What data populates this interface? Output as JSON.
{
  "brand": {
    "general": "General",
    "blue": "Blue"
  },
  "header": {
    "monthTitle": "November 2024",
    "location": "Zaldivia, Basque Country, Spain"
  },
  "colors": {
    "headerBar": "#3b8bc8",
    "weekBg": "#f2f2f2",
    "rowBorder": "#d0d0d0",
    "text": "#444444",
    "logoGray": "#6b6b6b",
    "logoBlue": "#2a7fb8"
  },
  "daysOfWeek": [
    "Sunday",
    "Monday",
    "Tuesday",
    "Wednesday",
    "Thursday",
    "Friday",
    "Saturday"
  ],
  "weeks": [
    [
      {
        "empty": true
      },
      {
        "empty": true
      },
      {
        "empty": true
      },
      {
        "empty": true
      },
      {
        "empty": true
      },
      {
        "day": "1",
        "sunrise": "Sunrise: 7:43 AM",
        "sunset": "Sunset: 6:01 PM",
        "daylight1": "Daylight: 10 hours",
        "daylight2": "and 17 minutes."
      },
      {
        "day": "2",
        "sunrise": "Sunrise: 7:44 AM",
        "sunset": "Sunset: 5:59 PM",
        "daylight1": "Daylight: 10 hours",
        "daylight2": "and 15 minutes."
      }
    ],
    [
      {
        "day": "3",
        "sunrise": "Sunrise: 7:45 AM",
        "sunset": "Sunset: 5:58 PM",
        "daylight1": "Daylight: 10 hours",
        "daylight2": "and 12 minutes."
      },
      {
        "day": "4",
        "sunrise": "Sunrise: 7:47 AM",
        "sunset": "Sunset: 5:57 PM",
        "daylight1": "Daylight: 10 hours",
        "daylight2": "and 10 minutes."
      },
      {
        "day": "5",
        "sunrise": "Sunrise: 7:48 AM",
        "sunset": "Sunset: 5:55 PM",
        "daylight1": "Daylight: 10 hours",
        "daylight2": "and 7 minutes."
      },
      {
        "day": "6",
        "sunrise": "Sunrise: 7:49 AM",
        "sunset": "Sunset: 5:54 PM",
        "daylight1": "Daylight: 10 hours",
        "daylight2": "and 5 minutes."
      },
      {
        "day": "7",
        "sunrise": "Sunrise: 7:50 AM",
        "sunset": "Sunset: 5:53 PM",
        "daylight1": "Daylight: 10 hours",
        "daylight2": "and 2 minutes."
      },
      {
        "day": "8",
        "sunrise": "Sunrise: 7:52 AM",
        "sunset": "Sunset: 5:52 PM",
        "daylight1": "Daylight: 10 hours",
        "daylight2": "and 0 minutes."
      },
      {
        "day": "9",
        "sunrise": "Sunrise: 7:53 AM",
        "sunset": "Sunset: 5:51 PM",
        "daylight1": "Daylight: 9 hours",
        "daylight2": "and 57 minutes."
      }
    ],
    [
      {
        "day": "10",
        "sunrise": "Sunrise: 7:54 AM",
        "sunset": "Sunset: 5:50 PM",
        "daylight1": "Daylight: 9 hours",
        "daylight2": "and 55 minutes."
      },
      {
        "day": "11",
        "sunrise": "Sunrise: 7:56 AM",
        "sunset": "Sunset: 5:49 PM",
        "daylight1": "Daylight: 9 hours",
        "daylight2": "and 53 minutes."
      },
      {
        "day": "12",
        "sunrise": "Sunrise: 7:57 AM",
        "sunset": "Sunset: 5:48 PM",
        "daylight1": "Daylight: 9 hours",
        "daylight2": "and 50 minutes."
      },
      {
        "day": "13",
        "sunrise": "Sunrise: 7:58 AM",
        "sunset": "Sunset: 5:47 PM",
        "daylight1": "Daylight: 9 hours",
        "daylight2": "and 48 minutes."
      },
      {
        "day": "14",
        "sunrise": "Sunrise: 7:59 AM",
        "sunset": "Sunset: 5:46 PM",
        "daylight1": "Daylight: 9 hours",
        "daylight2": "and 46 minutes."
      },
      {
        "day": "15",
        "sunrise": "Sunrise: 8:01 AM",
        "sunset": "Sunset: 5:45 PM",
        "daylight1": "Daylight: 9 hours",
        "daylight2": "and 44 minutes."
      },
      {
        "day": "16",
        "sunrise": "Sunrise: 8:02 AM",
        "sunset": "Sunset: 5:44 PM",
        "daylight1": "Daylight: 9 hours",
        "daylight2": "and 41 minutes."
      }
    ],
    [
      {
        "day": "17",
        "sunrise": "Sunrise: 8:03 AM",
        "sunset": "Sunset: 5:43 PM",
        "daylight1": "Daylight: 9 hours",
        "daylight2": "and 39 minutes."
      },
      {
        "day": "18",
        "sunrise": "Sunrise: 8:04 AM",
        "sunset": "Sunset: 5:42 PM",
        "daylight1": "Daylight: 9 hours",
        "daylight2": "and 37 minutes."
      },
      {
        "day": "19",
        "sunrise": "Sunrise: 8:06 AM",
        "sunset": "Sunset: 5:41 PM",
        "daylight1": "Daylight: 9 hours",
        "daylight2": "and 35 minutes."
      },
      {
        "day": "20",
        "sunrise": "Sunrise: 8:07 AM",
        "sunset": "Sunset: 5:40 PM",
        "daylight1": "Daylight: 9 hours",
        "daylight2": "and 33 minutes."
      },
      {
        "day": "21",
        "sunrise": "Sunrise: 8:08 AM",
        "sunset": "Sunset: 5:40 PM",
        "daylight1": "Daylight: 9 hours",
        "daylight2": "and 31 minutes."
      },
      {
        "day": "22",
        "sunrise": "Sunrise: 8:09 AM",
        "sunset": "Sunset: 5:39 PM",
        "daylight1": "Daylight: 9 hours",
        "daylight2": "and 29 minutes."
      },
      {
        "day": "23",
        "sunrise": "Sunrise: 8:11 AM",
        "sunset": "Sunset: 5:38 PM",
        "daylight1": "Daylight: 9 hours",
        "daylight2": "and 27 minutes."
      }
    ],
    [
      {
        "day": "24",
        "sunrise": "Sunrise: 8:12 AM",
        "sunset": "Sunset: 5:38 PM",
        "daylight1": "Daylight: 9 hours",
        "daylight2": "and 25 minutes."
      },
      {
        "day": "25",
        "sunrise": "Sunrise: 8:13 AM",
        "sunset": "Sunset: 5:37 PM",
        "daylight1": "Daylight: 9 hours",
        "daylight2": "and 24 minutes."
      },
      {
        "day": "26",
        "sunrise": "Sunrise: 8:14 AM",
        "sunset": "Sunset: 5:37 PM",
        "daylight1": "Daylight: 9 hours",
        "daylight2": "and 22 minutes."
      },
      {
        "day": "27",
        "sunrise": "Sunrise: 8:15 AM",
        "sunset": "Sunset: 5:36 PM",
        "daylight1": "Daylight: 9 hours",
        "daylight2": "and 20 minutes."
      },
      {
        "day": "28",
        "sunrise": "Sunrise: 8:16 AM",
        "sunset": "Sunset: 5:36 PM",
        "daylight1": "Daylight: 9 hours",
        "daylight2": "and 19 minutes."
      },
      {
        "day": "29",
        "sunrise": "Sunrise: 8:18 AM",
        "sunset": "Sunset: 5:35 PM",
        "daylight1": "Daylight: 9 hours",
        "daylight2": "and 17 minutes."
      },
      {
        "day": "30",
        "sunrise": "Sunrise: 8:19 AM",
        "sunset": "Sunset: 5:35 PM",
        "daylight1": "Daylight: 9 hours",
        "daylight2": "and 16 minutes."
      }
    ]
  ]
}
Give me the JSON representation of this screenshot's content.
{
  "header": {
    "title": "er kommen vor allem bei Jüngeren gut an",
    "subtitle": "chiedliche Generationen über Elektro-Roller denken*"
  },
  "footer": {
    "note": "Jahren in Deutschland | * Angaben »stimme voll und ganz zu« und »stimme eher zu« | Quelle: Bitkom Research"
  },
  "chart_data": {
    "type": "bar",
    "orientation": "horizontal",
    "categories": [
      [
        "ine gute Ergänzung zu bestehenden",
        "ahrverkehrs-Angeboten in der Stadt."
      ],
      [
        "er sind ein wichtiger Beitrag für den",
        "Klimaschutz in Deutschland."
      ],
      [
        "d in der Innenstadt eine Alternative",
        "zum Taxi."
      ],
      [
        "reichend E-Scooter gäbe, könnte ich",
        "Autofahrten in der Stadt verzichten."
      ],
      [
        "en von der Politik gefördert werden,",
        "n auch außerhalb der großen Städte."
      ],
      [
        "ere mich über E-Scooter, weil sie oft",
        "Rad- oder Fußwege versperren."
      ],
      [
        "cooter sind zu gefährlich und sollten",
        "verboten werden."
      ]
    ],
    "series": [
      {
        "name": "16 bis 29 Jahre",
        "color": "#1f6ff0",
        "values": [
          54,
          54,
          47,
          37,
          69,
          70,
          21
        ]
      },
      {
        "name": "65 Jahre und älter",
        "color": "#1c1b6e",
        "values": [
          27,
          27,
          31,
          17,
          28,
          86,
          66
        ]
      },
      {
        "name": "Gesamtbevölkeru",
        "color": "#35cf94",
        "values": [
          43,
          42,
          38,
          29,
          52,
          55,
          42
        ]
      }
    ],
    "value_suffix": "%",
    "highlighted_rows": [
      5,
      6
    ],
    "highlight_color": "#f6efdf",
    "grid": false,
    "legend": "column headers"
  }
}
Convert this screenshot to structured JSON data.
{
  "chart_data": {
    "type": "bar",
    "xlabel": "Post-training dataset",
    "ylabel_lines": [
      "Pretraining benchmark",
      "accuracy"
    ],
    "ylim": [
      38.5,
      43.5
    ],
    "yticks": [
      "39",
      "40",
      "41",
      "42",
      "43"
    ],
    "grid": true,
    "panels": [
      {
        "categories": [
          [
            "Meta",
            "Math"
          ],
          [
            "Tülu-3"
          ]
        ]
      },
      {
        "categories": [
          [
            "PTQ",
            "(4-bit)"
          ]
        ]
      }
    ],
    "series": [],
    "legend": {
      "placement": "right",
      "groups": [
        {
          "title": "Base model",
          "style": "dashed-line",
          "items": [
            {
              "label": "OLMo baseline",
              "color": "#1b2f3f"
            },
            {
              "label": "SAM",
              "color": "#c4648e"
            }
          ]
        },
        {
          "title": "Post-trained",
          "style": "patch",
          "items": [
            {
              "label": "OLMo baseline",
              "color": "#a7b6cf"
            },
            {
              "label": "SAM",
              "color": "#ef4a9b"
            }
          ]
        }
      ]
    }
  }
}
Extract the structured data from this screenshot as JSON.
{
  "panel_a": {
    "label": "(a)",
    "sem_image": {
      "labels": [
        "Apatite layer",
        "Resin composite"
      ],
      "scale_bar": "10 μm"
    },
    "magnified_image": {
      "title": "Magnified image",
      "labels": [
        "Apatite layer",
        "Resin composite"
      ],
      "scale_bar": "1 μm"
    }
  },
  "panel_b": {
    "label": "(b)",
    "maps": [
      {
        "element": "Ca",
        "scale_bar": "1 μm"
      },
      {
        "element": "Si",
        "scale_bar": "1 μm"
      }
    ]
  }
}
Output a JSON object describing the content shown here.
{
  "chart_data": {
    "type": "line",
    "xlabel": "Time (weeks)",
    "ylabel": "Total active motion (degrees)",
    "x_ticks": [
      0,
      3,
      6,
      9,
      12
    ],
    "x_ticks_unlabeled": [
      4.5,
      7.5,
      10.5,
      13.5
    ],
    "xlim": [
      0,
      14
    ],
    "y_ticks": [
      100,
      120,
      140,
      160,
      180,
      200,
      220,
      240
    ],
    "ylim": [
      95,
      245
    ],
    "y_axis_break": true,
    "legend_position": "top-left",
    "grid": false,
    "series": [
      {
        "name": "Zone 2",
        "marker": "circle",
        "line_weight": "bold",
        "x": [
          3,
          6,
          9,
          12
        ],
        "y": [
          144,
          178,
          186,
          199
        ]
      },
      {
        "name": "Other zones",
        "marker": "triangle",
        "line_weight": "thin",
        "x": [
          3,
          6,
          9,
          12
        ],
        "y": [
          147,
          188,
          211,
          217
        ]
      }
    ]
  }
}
______
WHAT IS ASKED
Look through the entries and return every line where "content" appears.

SOLUTION FOR THIS EXERCISE
Give me the JSON representation of this screenshot's content.
Output a JSON object describing the content shown here.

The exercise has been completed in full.